___ TEXTAUSZUG

Der Sieg des Herzogs Ernst August – oder wie man den Deutschen das Denken abgewöhnte
von Dagmar Henn
Wenn man sich wundert, wie die bundesdeutsche Presselandschaft auf eine gleichförmige Gesinnung mit einem Vernunftgrad knapp über der Idiotie absinken konnte und den ästhetischen Charme einer schnurgerade ausgerichteten Fichtenmonokultur absondert, kommt man nicht umhin, einen Blick auf die akademischen Institutionen zu werfen, die ihr die Beschäftigten zuliefern. Wenn Der Spiegel, bei dem selbst der Pförtner mindestens Abitur braucht, mal aus Versehen Auschwitz durch die Amerikaner befreien lässt, ist das nur ein Anzeichen einer größeren Verheerung.

______
___ AUSGANGSDATEN

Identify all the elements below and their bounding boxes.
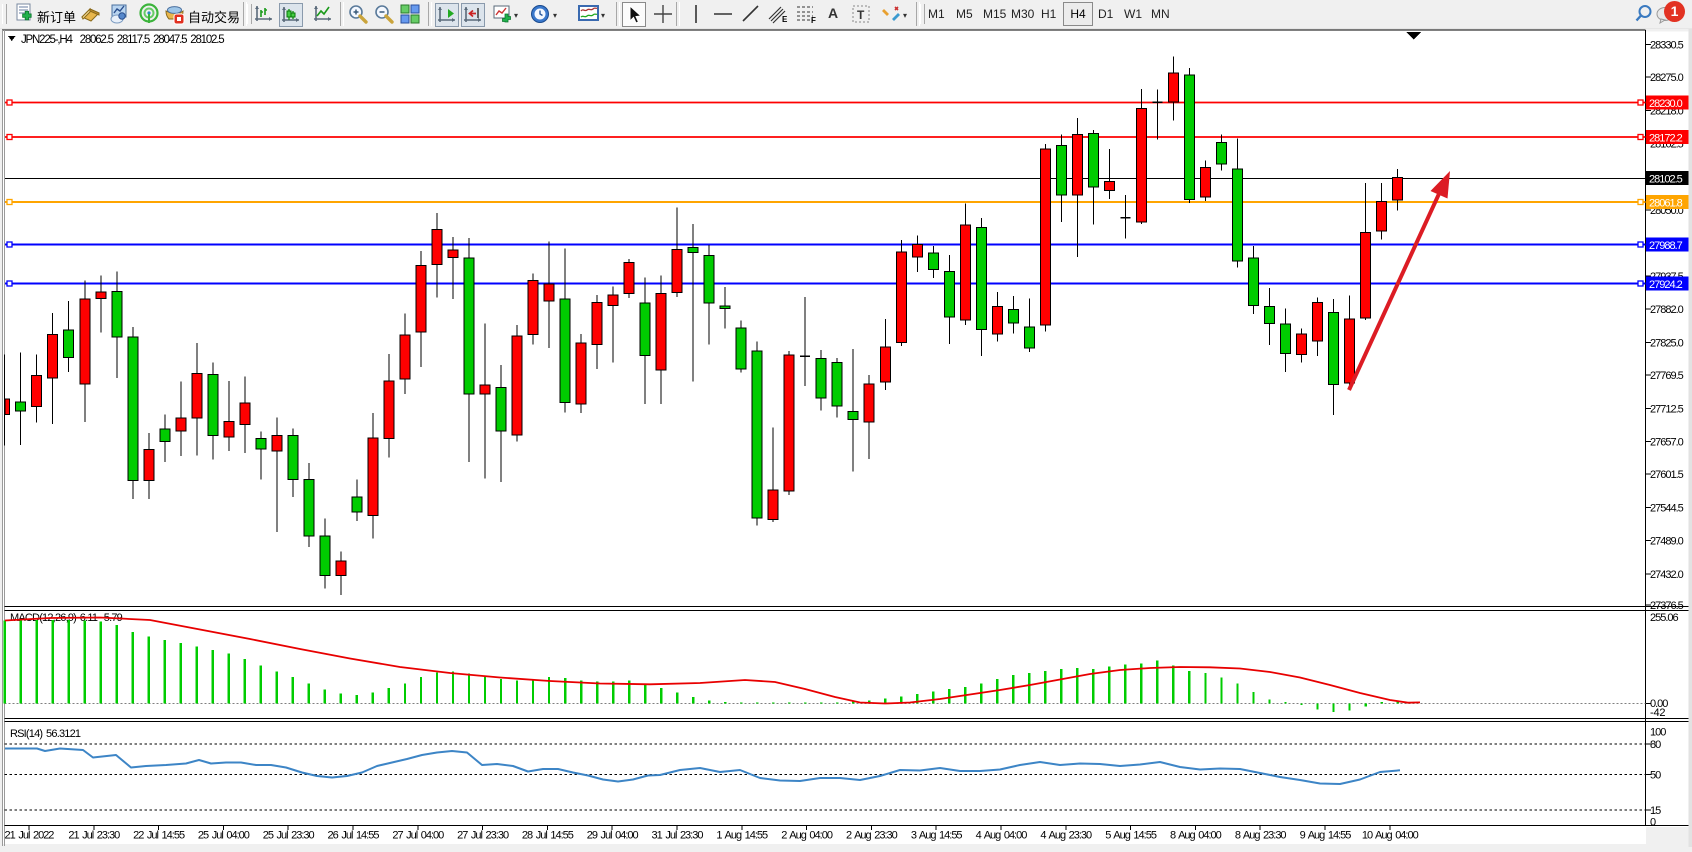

______

**AUFGABENSTELLUNG**: Schreibe bitte den Text über die bundesdeutsche Presselandschaft im Anschluss an seinen letzten Satz weiter.

**ERGEBNIS**:
Dreimal wurden in einem Jahrhundert ganze geistige Traditionslinien aus dem universitären Apparat getilgt. Die Wirtschaftswissenschaften haben nicht nur Marx, sondern selbst Keynes verloren und haben sich in eine öde Spielwiese der Chicago Boys verwandelt. Die Sozialwissenschaften frönen einem Idealismus, als sei seit dem Beginn des 19. Jahrhunderts nichts geschehen. Kein Protest ist mehr zu hören, es regt sich kein Widerstand, alles ist blank gewienert und gewischt. Selbst in den USA gibt es mehr marxistische Wissenschaftler an den Universitäten als in Marxens Geburtsland.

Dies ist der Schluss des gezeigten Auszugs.